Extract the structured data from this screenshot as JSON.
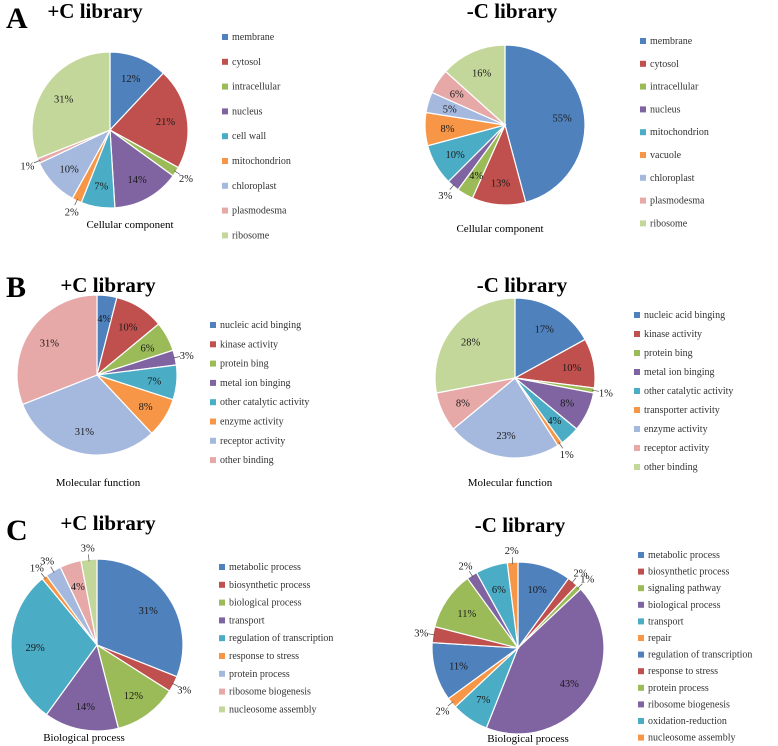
{
  "figure": {
    "panels": [
      "A",
      "B",
      "C"
    ]
  },
  "chart_data": [
    {
      "type": "pie",
      "panel": "A",
      "title": "+C library",
      "caption": "Cellular component",
      "slices": [
        {
          "label": "membrane",
          "value": 12,
          "color": "#4F81BD"
        },
        {
          "label": "cytosol",
          "value": 21,
          "color": "#C0504D"
        },
        {
          "label": "intracellular",
          "value": 2,
          "color": "#9BBB59"
        },
        {
          "label": "nucleus",
          "value": 14,
          "color": "#8064A2"
        },
        {
          "label": "cell wall",
          "value": 7,
          "color": "#4BACC6"
        },
        {
          "label": "mitochondrion",
          "value": 2,
          "color": "#F79646"
        },
        {
          "label": "chloroplast",
          "value": 10,
          "color": "#A5B9DE"
        },
        {
          "label": "plasmodesma",
          "value": 1,
          "color": "#E6A9A8"
        },
        {
          "label": "ribosome",
          "value": 31,
          "color": "#C4D79B"
        }
      ]
    },
    {
      "type": "pie",
      "panel": "A",
      "title": "-C library",
      "caption": "Cellular component",
      "slices": [
        {
          "label": "membrane",
          "value": 55,
          "color": "#4F81BD"
        },
        {
          "label": "cytosol",
          "value": 13,
          "color": "#C0504D"
        },
        {
          "label": "intracellular",
          "value": 4,
          "color": "#9BBB59"
        },
        {
          "label": "nucleus",
          "value": 3,
          "color": "#8064A2"
        },
        {
          "label": "mitochondrion",
          "value": 10,
          "color": "#4BACC6"
        },
        {
          "label": "vacuole",
          "value": 8,
          "color": "#F79646"
        },
        {
          "label": "chloroplast",
          "value": 5,
          "color": "#A5B9DE"
        },
        {
          "label": "plasmodesma",
          "value": 6,
          "color": "#E6A9A8"
        },
        {
          "label": "ribosome",
          "value": 16,
          "color": "#C4D79B"
        }
      ]
    },
    {
      "type": "pie",
      "panel": "B",
      "title": "+C library",
      "caption": "Molecular function",
      "slices": [
        {
          "label": "nucleic acid binging",
          "value": 4,
          "color": "#4F81BD"
        },
        {
          "label": "kinase activity",
          "value": 10,
          "color": "#C0504D"
        },
        {
          "label": "protein bing",
          "value": 6,
          "color": "#9BBB59"
        },
        {
          "label": "metal ion binging",
          "value": 3,
          "color": "#8064A2"
        },
        {
          "label": "other catalytic activity",
          "value": 7,
          "color": "#4BACC6"
        },
        {
          "label": "enzyme activity",
          "value": 8,
          "color": "#F79646"
        },
        {
          "label": "receptor activity",
          "value": 31,
          "color": "#A5B9DE"
        },
        {
          "label": "other binding",
          "value": 31,
          "color": "#E6A9A8"
        }
      ]
    },
    {
      "type": "pie",
      "panel": "B",
      "title": "-C library",
      "caption": "Molecular function",
      "slices": [
        {
          "label": "nucleic acid binging",
          "value": 17,
          "color": "#4F81BD"
        },
        {
          "label": "kinase activity",
          "value": 10,
          "color": "#C0504D"
        },
        {
          "label": "protein bing",
          "value": 1,
          "color": "#9BBB59"
        },
        {
          "label": "metal ion binging",
          "value": 8,
          "color": "#8064A2"
        },
        {
          "label": "other catalytic activity",
          "value": 4,
          "color": "#4BACC6"
        },
        {
          "label": "transporter activity",
          "value": 1,
          "color": "#F79646"
        },
        {
          "label": "enzyme activity",
          "value": 23,
          "color": "#A5B9DE"
        },
        {
          "label": "receptor activity",
          "value": 8,
          "color": "#E6A9A8"
        },
        {
          "label": "other binding",
          "value": 28,
          "color": "#C4D79B"
        }
      ]
    },
    {
      "type": "pie",
      "panel": "C",
      "title": "+C library",
      "caption": "Biological process",
      "slices": [
        {
          "label": "metabolic process",
          "value": 31,
          "color": "#4F81BD"
        },
        {
          "label": "biosynthetic process",
          "value": 3,
          "color": "#C0504D"
        },
        {
          "label": "biological process",
          "value": 12,
          "color": "#9BBB59"
        },
        {
          "label": "transport",
          "value": 14,
          "color": "#8064A2"
        },
        {
          "label": "regulation of transcription",
          "value": 29,
          "color": "#4BACC6"
        },
        {
          "label": "response to stress",
          "value": 1,
          "color": "#F79646"
        },
        {
          "label": "protein process",
          "value": 3,
          "color": "#A5B9DE"
        },
        {
          "label": "ribosome biogenesis",
          "value": 4,
          "color": "#E6A9A8"
        },
        {
          "label": "nucleosome assembly",
          "value": 3,
          "color": "#C4D79B"
        }
      ]
    },
    {
      "type": "pie",
      "panel": "C",
      "title": "-C library",
      "caption": "Biological process",
      "slices": [
        {
          "label": "metabolic process",
          "value": 10,
          "color": "#4F81BD"
        },
        {
          "label": "biosynthetic process",
          "value": 2,
          "color": "#C0504D"
        },
        {
          "label": "signaling pathway",
          "value": 1,
          "color": "#9BBB59"
        },
        {
          "label": "biological process",
          "value": 43,
          "color": "#8064A2"
        },
        {
          "label": "transport",
          "value": 7,
          "color": "#4BACC6"
        },
        {
          "label": "repair",
          "value": 2,
          "color": "#F79646"
        },
        {
          "label": "regulation of transcription",
          "value": 11,
          "color": "#4F81BD"
        },
        {
          "label": "response to stress",
          "value": 3,
          "color": "#C0504D"
        },
        {
          "label": "protein process",
          "value": 11,
          "color": "#9BBB59"
        },
        {
          "label": "ribosome biogenesis",
          "value": 2,
          "color": "#8064A2"
        },
        {
          "label": "oxidation-reduction",
          "value": 6,
          "color": "#4BACC6"
        },
        {
          "label": "nucleosome assembly",
          "value": 2,
          "color": "#F79646"
        }
      ]
    }
  ]
}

▬▬▬▬▬▬

Give the material again exactly as it is, but keep the pictures out.

ANSWER TO THE EXERCISE:
Extract the structured data from this screenshot as JSON.
{
  "figure": {
    "panels": [
      "A",
      "B",
      "C"
    ]
  },
  "chart_data": [
    {
      "type": "pie",
      "panel": "A",
      "title": "+C library",
      "caption": "Cellular component",
      "slices": [
        {
          "label": "membrane",
          "value": 12,
          "color": "#4F81BD"
        },
        {
          "label": "cytosol",
          "value": 21,
          "color": "#C0504D"
        },
        {
          "label": "intracellular",
          "value": 2,
          "color": "#9BBB59"
        },
        {
          "label": "nucleus",
          "value": 14,
          "color": "#8064A2"
        },
        {
          "label": "cell wall",
          "value": 7,
          "color": "#4BACC6"
        },
        {
          "label": "mitochondrion",
          "value": 2,
          "color": "#F79646"
        },
        {
          "label": "chloroplast",
          "value": 10,
          "color": "#A5B9DE"
        },
        {
          "label": "plasmodesma",
          "value": 1,
          "color": "#E6A9A8"
        },
        {
          "label": "ribosome",
          "value": 31,
          "color": "#C4D79B"
        }
      ]
    },
    {
      "type": "pie",
      "panel": "A",
      "title": "-C library",
      "caption": "Cellular component",
      "slices": [
        {
          "label": "membrane",
          "value": 55,
          "color": "#4F81BD"
        },
        {
          "label": "cytosol",
          "value": 13,
          "color": "#C0504D"
        },
        {
          "label": "intracellular",
          "value": 4,
          "color": "#9BBB59"
        },
        {
          "label": "nucleus",
          "value": 3,
          "color": "#8064A2"
        },
        {
          "label": "mitochondrion",
          "value": 10,
          "color": "#4BACC6"
        },
        {
          "label": "vacuole",
          "value": 8,
          "color": "#F79646"
        },
        {
          "label": "chloroplast",
          "value": 5,
          "color": "#A5B9DE"
        },
        {
          "label": "plasmodesma",
          "value": 6,
          "color": "#E6A9A8"
        },
        {
          "label": "ribosome",
          "value": 16,
          "color": "#C4D79B"
        }
      ]
    },
    {
      "type": "pie",
      "panel": "B",
      "title": "+C library",
      "caption": "Molecular function",
      "slices": [
        {
          "label": "nucleic acid binging",
          "value": 4,
          "color": "#4F81BD"
        },
        {
          "label": "kinase activity",
          "value": 10,
          "color": "#C0504D"
        },
        {
          "label": "protein bing",
          "value": 6,
          "color": "#9BBB59"
        },
        {
          "label": "metal ion binging",
          "value": 3,
          "color": "#8064A2"
        },
        {
          "label": "other catalytic activity",
          "value": 7,
          "color": "#4BACC6"
        },
        {
          "label": "enzyme activity",
          "value": 8,
          "color": "#F79646"
        },
        {
          "label": "receptor activity",
          "value": 31,
          "color": "#A5B9DE"
        },
        {
          "label": "other binding",
          "value": 31,
          "color": "#E6A9A8"
        }
      ]
    },
    {
      "type": "pie",
      "panel": "B",
      "title": "-C library",
      "caption": "Molecular function",
      "slices": [
        {
          "label": "nucleic acid binging",
          "value": 17,
          "color": "#4F81BD"
        },
        {
          "label": "kinase activity",
          "value": 10,
          "color": "#C0504D"
        },
        {
          "label": "protein bing",
          "value": 1,
          "color": "#9BBB59"
        },
        {
          "label": "metal ion binging",
          "value": 8,
          "color": "#8064A2"
        },
        {
          "label": "other catalytic activity",
          "value": 4,
          "color": "#4BACC6"
        },
        {
          "label": "transporter activity",
          "value": 1,
          "color": "#F79646"
        },
        {
          "label": "enzyme activity",
          "value": 23,
          "color": "#A5B9DE"
        },
        {
          "label": "receptor activity",
          "value": 8,
          "color": "#E6A9A8"
        },
        {
          "label": "other binding",
          "value": 28,
          "color": "#C4D79B"
        }
      ]
    },
    {
      "type": "pie",
      "panel": "C",
      "title": "+C library",
      "caption": "Biological process",
      "slices": [
        {
          "label": "metabolic process",
          "value": 31,
          "color": "#4F81BD"
        },
        {
          "label": "biosynthetic process",
          "value": 3,
          "color": "#C0504D"
        },
        {
          "label": "biological process",
          "value": 12,
          "color": "#9BBB59"
        },
        {
          "label": "transport",
          "value": 14,
          "color": "#8064A2"
        },
        {
          "label": "regulation of transcription",
          "value": 29,
          "color": "#4BACC6"
        },
        {
          "label": "response to stress",
          "value": 1,
          "color": "#F79646"
        },
        {
          "label": "protein process",
          "value": 3,
          "color": "#A5B9DE"
        },
        {
          "label": "ribosome biogenesis",
          "value": 4,
          "color": "#E6A9A8"
        },
        {
          "label": "nucleosome assembly",
          "value": 3,
          "color": "#C4D79B"
        }
      ]
    },
    {
      "type": "pie",
      "panel": "C",
      "title": "-C library",
      "caption": "Biological process",
      "slices": [
        {
          "label": "metabolic process",
          "value": 10,
          "color": "#4F81BD"
        },
        {
          "label": "biosynthetic process",
          "value": 2,
          "color": "#C0504D"
        },
        {
          "label": "signaling pathway",
          "value": 1,
          "color": "#9BBB59"
        },
        {
          "label": "biological process",
          "value": 43,
          "color": "#8064A2"
        },
        {
          "label": "transport",
          "value": 7,
          "color": "#4BACC6"
        },
        {
          "label": "repair",
          "value": 2,
          "color": "#F79646"
        },
        {
          "label": "regulation of transcription",
          "value": 11,
          "color": "#4F81BD"
        },
        {
          "label": "response to stress",
          "value": 3,
          "color": "#C0504D"
        },
        {
          "label": "protein process",
          "value": 11,
          "color": "#9BBB59"
        },
        {
          "label": "ribosome biogenesis",
          "value": 2,
          "color": "#8064A2"
        },
        {
          "label": "oxidation-reduction",
          "value": 6,
          "color": "#4BACC6"
        },
        {
          "label": "nucleosome assembly",
          "value": 2,
          "color": "#F79646"
        }
      ]
    }
  ]
}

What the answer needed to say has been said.